- [WHAT NEEDS TO BE DONE] Everything in the listing except the pictures should be written out exactly.

- [EXTRACTED RECORDS]

• • • • •

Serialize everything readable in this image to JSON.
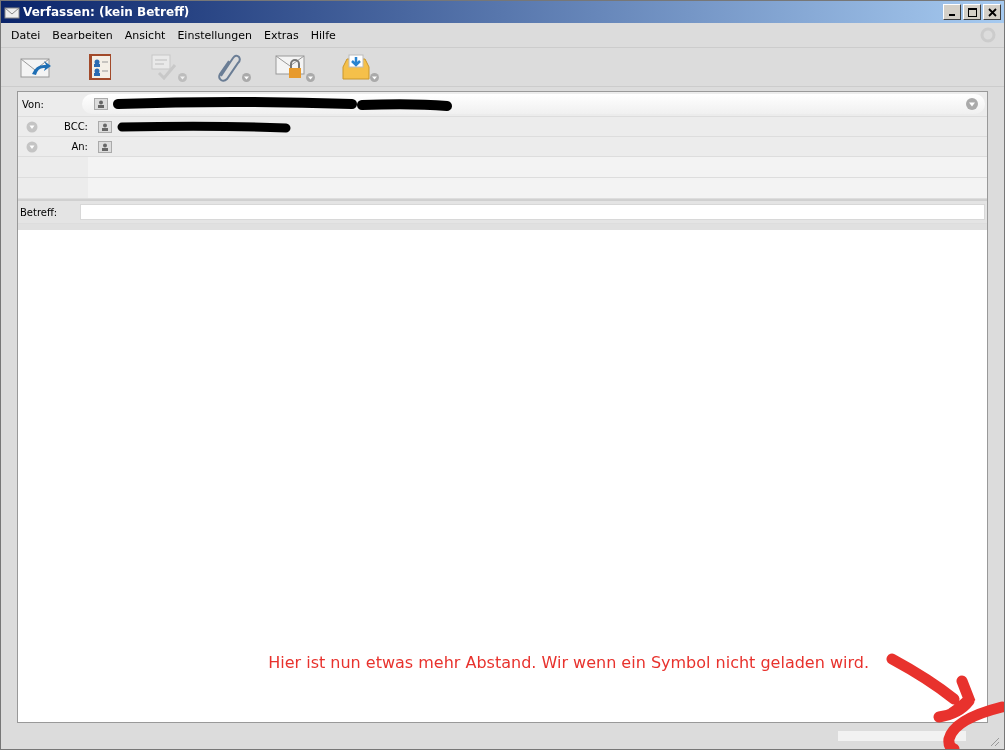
{
  "window": {
    "title": "Verfassen: (kein Betreff)"
  },
  "menu": [
    "Datei",
    "Bearbeiten",
    "Ansicht",
    "Einstellungen",
    "Extras",
    "Hilfe"
  ],
  "toolbar": [
    {
      "kind": "send",
      "disabled": false,
      "has_menu": false
    },
    {
      "kind": "contacts",
      "disabled": false,
      "has_menu": false
    },
    {
      "kind": "spelling",
      "disabled": true,
      "has_menu": true
    },
    {
      "kind": "attach",
      "disabled": false,
      "has_menu": true
    },
    {
      "kind": "security",
      "disabled": false,
      "has_menu": true
    },
    {
      "kind": "save",
      "disabled": false,
      "has_menu": true
    }
  ],
  "header": {
    "from_label": "Von:",
    "from_redacted": true,
    "recipients": [
      {
        "type_label": "BCC:",
        "redacted": true
      },
      {
        "type_label": "An:",
        "redacted": false
      }
    ],
    "subject_label": "Betreff:"
  },
  "annotation": {
    "text": "Hier ist nun etwas mehr Abstand. Wir wenn ein Symbol nicht geladen wird.",
    "color": "#e8322d"
  }
}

• • • • •

- [ANSWER FOR THIS EXERCISE]
Serialize everything readable in this image to JSON.
{
  "window": {
    "title": "Verfassen: (kein Betreff)"
  },
  "menu": [
    "Datei",
    "Bearbeiten",
    "Ansicht",
    "Einstellungen",
    "Extras",
    "Hilfe"
  ],
  "toolbar": [
    {
      "kind": "send",
      "disabled": false,
      "has_menu": false
    },
    {
      "kind": "contacts",
      "disabled": false,
      "has_menu": false
    },
    {
      "kind": "spelling",
      "disabled": true,
      "has_menu": true
    },
    {
      "kind": "attach",
      "disabled": false,
      "has_menu": true
    },
    {
      "kind": "security",
      "disabled": false,
      "has_menu": true
    },
    {
      "kind": "save",
      "disabled": false,
      "has_menu": true
    }
  ],
  "header": {
    "from_label": "Von:",
    "from_redacted": true,
    "recipients": [
      {
        "type_label": "BCC:",
        "redacted": true
      },
      {
        "type_label": "An:",
        "redacted": false
      }
    ],
    "subject_label": "Betreff:"
  },
  "annotation": {
    "text": "Hier ist nun etwas mehr Abstand. Wir wenn ein Symbol nicht geladen wird.",
    "color": "#e8322d"
  }
}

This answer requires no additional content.